• _REQUIREMENT_: Pictures stay out; everything else in the records below is copied exactly.

• _RECORDED INFORMATION_:

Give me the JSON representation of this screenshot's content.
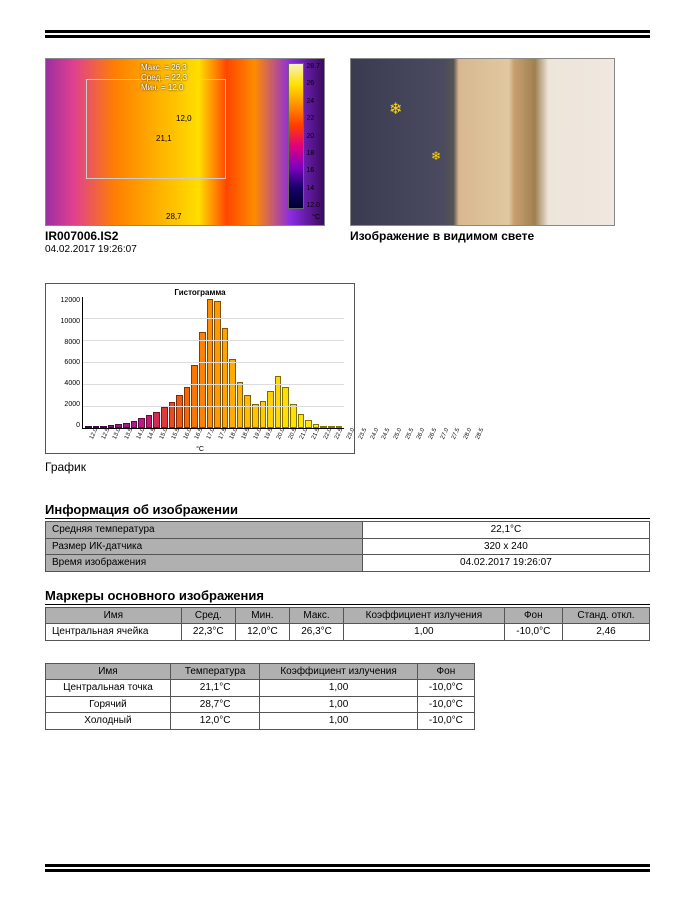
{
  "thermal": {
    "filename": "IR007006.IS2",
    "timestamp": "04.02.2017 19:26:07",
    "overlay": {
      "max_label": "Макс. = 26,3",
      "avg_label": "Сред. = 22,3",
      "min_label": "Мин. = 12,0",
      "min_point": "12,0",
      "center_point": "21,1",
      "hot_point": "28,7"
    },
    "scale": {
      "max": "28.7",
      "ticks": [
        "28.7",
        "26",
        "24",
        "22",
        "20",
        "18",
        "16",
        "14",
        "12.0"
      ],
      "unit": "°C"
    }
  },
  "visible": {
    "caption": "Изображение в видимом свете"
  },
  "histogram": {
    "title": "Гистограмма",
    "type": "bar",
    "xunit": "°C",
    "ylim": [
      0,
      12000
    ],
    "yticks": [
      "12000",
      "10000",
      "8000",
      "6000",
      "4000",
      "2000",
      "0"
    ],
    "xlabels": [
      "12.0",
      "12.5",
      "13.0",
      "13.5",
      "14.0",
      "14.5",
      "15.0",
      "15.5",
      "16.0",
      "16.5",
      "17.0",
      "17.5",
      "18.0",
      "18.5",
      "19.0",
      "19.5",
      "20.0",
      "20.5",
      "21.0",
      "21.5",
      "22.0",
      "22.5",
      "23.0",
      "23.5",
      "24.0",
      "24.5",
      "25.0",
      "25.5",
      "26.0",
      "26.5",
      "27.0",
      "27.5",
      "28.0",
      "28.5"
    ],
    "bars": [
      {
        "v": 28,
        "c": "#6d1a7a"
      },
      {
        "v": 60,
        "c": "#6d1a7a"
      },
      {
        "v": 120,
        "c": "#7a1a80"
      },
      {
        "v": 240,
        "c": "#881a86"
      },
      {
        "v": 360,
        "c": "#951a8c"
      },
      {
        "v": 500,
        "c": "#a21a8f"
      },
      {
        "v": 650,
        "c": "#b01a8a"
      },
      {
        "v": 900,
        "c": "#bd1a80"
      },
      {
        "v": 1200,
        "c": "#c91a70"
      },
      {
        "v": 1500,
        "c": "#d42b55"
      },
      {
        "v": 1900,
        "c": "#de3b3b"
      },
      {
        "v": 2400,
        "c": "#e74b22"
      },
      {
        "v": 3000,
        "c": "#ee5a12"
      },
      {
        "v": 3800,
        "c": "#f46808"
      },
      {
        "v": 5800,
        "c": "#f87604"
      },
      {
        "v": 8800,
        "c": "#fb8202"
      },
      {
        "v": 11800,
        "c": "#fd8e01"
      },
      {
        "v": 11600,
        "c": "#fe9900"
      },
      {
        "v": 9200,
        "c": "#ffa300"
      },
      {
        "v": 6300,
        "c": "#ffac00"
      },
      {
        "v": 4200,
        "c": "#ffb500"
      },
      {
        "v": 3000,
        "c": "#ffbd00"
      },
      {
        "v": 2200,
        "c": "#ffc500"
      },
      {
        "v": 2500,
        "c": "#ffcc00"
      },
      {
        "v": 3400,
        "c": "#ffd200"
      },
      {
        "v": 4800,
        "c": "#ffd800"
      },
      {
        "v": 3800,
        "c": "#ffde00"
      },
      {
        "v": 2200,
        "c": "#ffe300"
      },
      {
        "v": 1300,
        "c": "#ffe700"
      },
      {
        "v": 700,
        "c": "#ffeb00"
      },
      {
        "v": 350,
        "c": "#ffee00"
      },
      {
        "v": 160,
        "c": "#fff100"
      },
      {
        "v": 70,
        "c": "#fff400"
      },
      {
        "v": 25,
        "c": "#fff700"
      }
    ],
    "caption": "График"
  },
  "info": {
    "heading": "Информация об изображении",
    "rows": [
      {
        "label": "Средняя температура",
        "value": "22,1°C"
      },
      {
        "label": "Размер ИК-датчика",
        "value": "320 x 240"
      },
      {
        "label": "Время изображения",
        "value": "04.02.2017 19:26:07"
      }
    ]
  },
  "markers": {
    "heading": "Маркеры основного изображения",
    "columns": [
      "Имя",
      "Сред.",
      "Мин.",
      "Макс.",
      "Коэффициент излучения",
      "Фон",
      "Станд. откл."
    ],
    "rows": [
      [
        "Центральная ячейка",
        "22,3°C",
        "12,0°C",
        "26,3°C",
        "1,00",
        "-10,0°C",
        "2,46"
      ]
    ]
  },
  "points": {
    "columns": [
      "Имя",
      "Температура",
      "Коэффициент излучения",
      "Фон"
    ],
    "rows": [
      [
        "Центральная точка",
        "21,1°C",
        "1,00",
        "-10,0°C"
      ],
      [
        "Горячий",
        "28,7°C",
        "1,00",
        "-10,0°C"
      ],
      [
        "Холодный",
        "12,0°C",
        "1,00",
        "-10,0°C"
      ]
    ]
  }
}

• _FINAL RESULT_:
Give me the JSON representation of this screenshot's content.
{
  "thermal": {
    "filename": "IR007006.IS2",
    "timestamp": "04.02.2017 19:26:07",
    "overlay": {
      "max_label": "Макс. = 26,3",
      "avg_label": "Сред. = 22,3",
      "min_label": "Мин. = 12,0",
      "min_point": "12,0",
      "center_point": "21,1",
      "hot_point": "28,7"
    },
    "scale": {
      "max": "28.7",
      "ticks": [
        "28.7",
        "26",
        "24",
        "22",
        "20",
        "18",
        "16",
        "14",
        "12.0"
      ],
      "unit": "°C"
    }
  },
  "visible": {
    "caption": "Изображение в видимом свете"
  },
  "histogram": {
    "title": "Гистограмма",
    "type": "bar",
    "xunit": "°C",
    "ylim": [
      0,
      12000
    ],
    "yticks": [
      "12000",
      "10000",
      "8000",
      "6000",
      "4000",
      "2000",
      "0"
    ],
    "xlabels": [
      "12.0",
      "12.5",
      "13.0",
      "13.5",
      "14.0",
      "14.5",
      "15.0",
      "15.5",
      "16.0",
      "16.5",
      "17.0",
      "17.5",
      "18.0",
      "18.5",
      "19.0",
      "19.5",
      "20.0",
      "20.5",
      "21.0",
      "21.5",
      "22.0",
      "22.5",
      "23.0",
      "23.5",
      "24.0",
      "24.5",
      "25.0",
      "25.5",
      "26.0",
      "26.5",
      "27.0",
      "27.5",
      "28.0",
      "28.5"
    ],
    "bars": [
      {
        "v": 28,
        "c": "#6d1a7a"
      },
      {
        "v": 60,
        "c": "#6d1a7a"
      },
      {
        "v": 120,
        "c": "#7a1a80"
      },
      {
        "v": 240,
        "c": "#881a86"
      },
      {
        "v": 360,
        "c": "#951a8c"
      },
      {
        "v": 500,
        "c": "#a21a8f"
      },
      {
        "v": 650,
        "c": "#b01a8a"
      },
      {
        "v": 900,
        "c": "#bd1a80"
      },
      {
        "v": 1200,
        "c": "#c91a70"
      },
      {
        "v": 1500,
        "c": "#d42b55"
      },
      {
        "v": 1900,
        "c": "#de3b3b"
      },
      {
        "v": 2400,
        "c": "#e74b22"
      },
      {
        "v": 3000,
        "c": "#ee5a12"
      },
      {
        "v": 3800,
        "c": "#f46808"
      },
      {
        "v": 5800,
        "c": "#f87604"
      },
      {
        "v": 8800,
        "c": "#fb8202"
      },
      {
        "v": 11800,
        "c": "#fd8e01"
      },
      {
        "v": 11600,
        "c": "#fe9900"
      },
      {
        "v": 9200,
        "c": "#ffa300"
      },
      {
        "v": 6300,
        "c": "#ffac00"
      },
      {
        "v": 4200,
        "c": "#ffb500"
      },
      {
        "v": 3000,
        "c": "#ffbd00"
      },
      {
        "v": 2200,
        "c": "#ffc500"
      },
      {
        "v": 2500,
        "c": "#ffcc00"
      },
      {
        "v": 3400,
        "c": "#ffd200"
      },
      {
        "v": 4800,
        "c": "#ffd800"
      },
      {
        "v": 3800,
        "c": "#ffde00"
      },
      {
        "v": 2200,
        "c": "#ffe300"
      },
      {
        "v": 1300,
        "c": "#ffe700"
      },
      {
        "v": 700,
        "c": "#ffeb00"
      },
      {
        "v": 350,
        "c": "#ffee00"
      },
      {
        "v": 160,
        "c": "#fff100"
      },
      {
        "v": 70,
        "c": "#fff400"
      },
      {
        "v": 25,
        "c": "#fff700"
      }
    ],
    "caption": "График"
  },
  "info": {
    "heading": "Информация об изображении",
    "rows": [
      {
        "label": "Средняя температура",
        "value": "22,1°C"
      },
      {
        "label": "Размер ИК-датчика",
        "value": "320 x 240"
      },
      {
        "label": "Время изображения",
        "value": "04.02.2017 19:26:07"
      }
    ]
  },
  "markers": {
    "heading": "Маркеры основного изображения",
    "columns": [
      "Имя",
      "Сред.",
      "Мин.",
      "Макс.",
      "Коэффициент излучения",
      "Фон",
      "Станд. откл."
    ],
    "rows": [
      [
        "Центральная ячейка",
        "22,3°C",
        "12,0°C",
        "26,3°C",
        "1,00",
        "-10,0°C",
        "2,46"
      ]
    ]
  },
  "points": {
    "columns": [
      "Имя",
      "Температура",
      "Коэффициент излучения",
      "Фон"
    ],
    "rows": [
      [
        "Центральная точка",
        "21,1°C",
        "1,00",
        "-10,0°C"
      ],
      [
        "Горячий",
        "28,7°C",
        "1,00",
        "-10,0°C"
      ],
      [
        "Холодный",
        "12,0°C",
        "1,00",
        "-10,0°C"
      ]
    ]
  }
}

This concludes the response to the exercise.